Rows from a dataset

-=-=-

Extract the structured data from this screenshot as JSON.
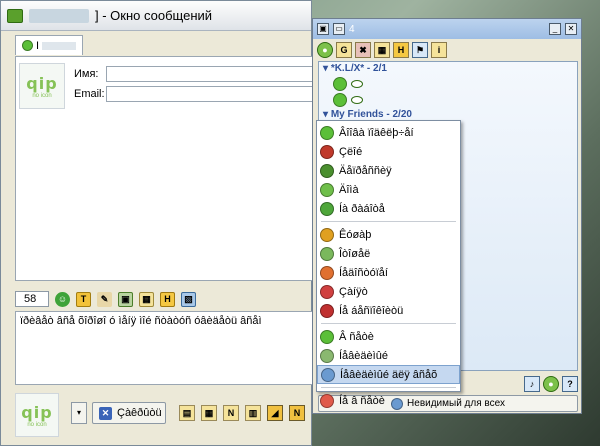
{
  "chat_window": {
    "title": "] - Окно сообщений",
    "tab_label": "I",
    "logo_text": "qip",
    "logo_subtext": "no icon",
    "name_label": "Имя:",
    "email_label": "Email:",
    "counter_value": "58",
    "message_text": "ïðèâåò âñå õîðîøî ó ìåíÿ ìîé ñòàòóñ óâèäåòü âñåì",
    "close_button_label": "Çàêðûòü",
    "drop_label": "▾",
    "toolbar_icons": [
      "emoticon-icon",
      "t-icon",
      "paint-icon",
      "save-icon",
      "box-icon",
      "h-icon",
      "image-icon"
    ],
    "toolbar_letters": [
      "☺",
      "T",
      "✎",
      "▣",
      "▦",
      "H",
      "▧"
    ],
    "bottom_tool_letters": [
      "▤",
      "▦",
      "N",
      "▥",
      "◢",
      "N"
    ]
  },
  "contact_list": {
    "title": "4",
    "toolbar_letters": [
      "●",
      "G",
      "✖",
      "▦",
      "H",
      "⚑",
      "i"
    ],
    "groups": [
      {
        "name": "*K.L/X* - 2/1",
        "contacts": 2
      },
      {
        "name": "My Friends - 2/20",
        "contacts": 0
      }
    ],
    "status_button_label": "Невидимый для всех"
  },
  "status_menu": {
    "items": [
      {
        "label": "Âîîâà ïîäêëþ÷åí",
        "icon_color": "#5bbf38"
      },
      {
        "label": "Çëîé",
        "icon_color": "#c0392b"
      },
      {
        "label": "Äåïðåññèÿ",
        "icon_color": "#4a8f2e"
      },
      {
        "label": "Äîìà",
        "icon_color": "#6fbf4a"
      },
      {
        "label": "Íà ðàáîòå",
        "icon_color": "#4ea63a"
      }
    ],
    "items2": [
      {
        "label": "Êóøàþ",
        "icon_color": "#e0a020"
      },
      {
        "label": "Îòîøåë",
        "icon_color": "#7ab85c"
      },
      {
        "label": "Íåäîñòóïåí",
        "icon_color": "#e07030"
      },
      {
        "label": "Çàíÿò",
        "icon_color": "#d04040"
      },
      {
        "label": "Íå áåñïîêîèòü",
        "icon_color": "#c03030"
      }
    ],
    "items3": [
      {
        "label": "Â ñåòè",
        "icon_color": "#5bbf38"
      },
      {
        "label": "Íåâèäèìûé",
        "icon_color": "#8ab870"
      },
      {
        "label": "Íåâèäèìûé äëÿ âñåõ",
        "icon_color": "#6a9ad0"
      }
    ],
    "offline": {
      "label": "Íå â ñåòè",
      "icon_color": "#e05a4a"
    }
  }
}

-=-=-

Reproduce the records above exactly, leaving out every picture they contain.

Extract the structured data from this screenshot as JSON.
{
  "chat_window": {
    "title": "] - Окно сообщений",
    "tab_label": "I",
    "logo_text": "qip",
    "logo_subtext": "no icon",
    "name_label": "Имя:",
    "email_label": "Email:",
    "counter_value": "58",
    "message_text": "ïðèâåò âñå õîðîøî ó ìåíÿ ìîé ñòàòóñ óâèäåòü âñåì",
    "close_button_label": "Çàêðûòü",
    "drop_label": "▾",
    "toolbar_icons": [
      "emoticon-icon",
      "t-icon",
      "paint-icon",
      "save-icon",
      "box-icon",
      "h-icon",
      "image-icon"
    ],
    "toolbar_letters": [
      "☺",
      "T",
      "✎",
      "▣",
      "▦",
      "H",
      "▧"
    ],
    "bottom_tool_letters": [
      "▤",
      "▦",
      "N",
      "▥",
      "◢",
      "N"
    ]
  },
  "contact_list": {
    "title": "4",
    "toolbar_letters": [
      "●",
      "G",
      "✖",
      "▦",
      "H",
      "⚑",
      "i"
    ],
    "groups": [
      {
        "name": "*K.L/X* - 2/1",
        "contacts": 2
      },
      {
        "name": "My Friends - 2/20",
        "contacts": 0
      }
    ],
    "status_button_label": "Невидимый для всех"
  },
  "status_menu": {
    "items": [
      {
        "label": "Âîîâà ïîäêëþ÷åí",
        "icon_color": "#5bbf38"
      },
      {
        "label": "Çëîé",
        "icon_color": "#c0392b"
      },
      {
        "label": "Äåïðåññèÿ",
        "icon_color": "#4a8f2e"
      },
      {
        "label": "Äîìà",
        "icon_color": "#6fbf4a"
      },
      {
        "label": "Íà ðàáîòå",
        "icon_color": "#4ea63a"
      }
    ],
    "items2": [
      {
        "label": "Êóøàþ",
        "icon_color": "#e0a020"
      },
      {
        "label": "Îòîøåë",
        "icon_color": "#7ab85c"
      },
      {
        "label": "Íåäîñòóïåí",
        "icon_color": "#e07030"
      },
      {
        "label": "Çàíÿò",
        "icon_color": "#d04040"
      },
      {
        "label": "Íå áåñïîêîèòü",
        "icon_color": "#c03030"
      }
    ],
    "items3": [
      {
        "label": "Â ñåòè",
        "icon_color": "#5bbf38"
      },
      {
        "label": "Íåâèäèìûé",
        "icon_color": "#8ab870"
      },
      {
        "label": "Íåâèäèìûé äëÿ âñåõ",
        "icon_color": "#6a9ad0"
      }
    ],
    "offline": {
      "label": "Íå â ñåòè",
      "icon_color": "#e05a4a"
    }
  }
}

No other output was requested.